(Stored items)
***

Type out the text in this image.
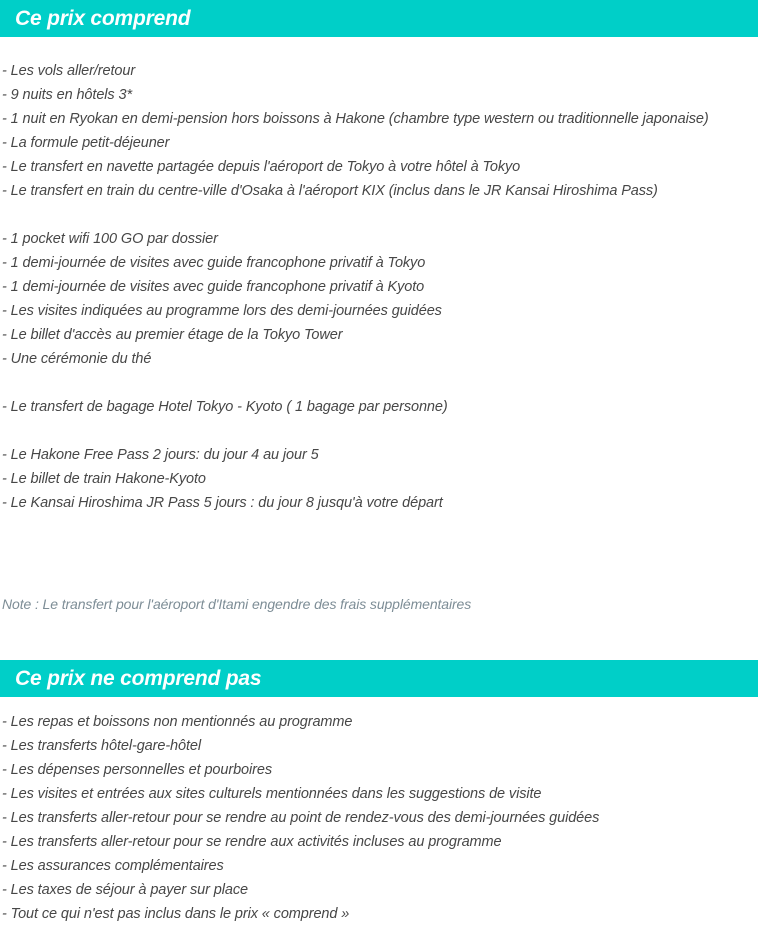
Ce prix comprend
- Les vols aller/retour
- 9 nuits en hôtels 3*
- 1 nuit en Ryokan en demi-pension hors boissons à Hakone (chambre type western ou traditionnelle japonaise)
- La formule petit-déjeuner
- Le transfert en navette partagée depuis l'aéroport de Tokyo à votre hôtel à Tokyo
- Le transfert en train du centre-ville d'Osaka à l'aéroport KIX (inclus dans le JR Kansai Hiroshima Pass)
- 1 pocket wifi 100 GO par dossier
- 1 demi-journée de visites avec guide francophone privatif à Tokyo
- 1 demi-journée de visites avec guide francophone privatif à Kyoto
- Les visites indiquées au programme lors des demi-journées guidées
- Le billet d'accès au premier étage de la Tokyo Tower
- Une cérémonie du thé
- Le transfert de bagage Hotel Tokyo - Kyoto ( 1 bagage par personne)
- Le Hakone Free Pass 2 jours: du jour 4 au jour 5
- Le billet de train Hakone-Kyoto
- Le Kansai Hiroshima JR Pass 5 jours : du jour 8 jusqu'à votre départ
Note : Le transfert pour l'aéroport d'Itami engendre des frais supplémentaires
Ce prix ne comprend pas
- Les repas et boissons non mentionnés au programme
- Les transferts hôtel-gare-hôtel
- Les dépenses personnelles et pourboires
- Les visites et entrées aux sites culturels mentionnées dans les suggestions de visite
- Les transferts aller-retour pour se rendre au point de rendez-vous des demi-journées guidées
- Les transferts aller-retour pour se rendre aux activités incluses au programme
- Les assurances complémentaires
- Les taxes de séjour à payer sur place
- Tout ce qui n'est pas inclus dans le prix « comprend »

***

(STATED GOAL):
Check every line of the data, and copy the ones that contain "boissons".

(TASK ANSWER):
- 1 nuit en Ryokan en demi-pension hors boissons à Hakone (chambre type western ou traditionnelle japonaise)
- Les repas et boissons non mentionnés au programme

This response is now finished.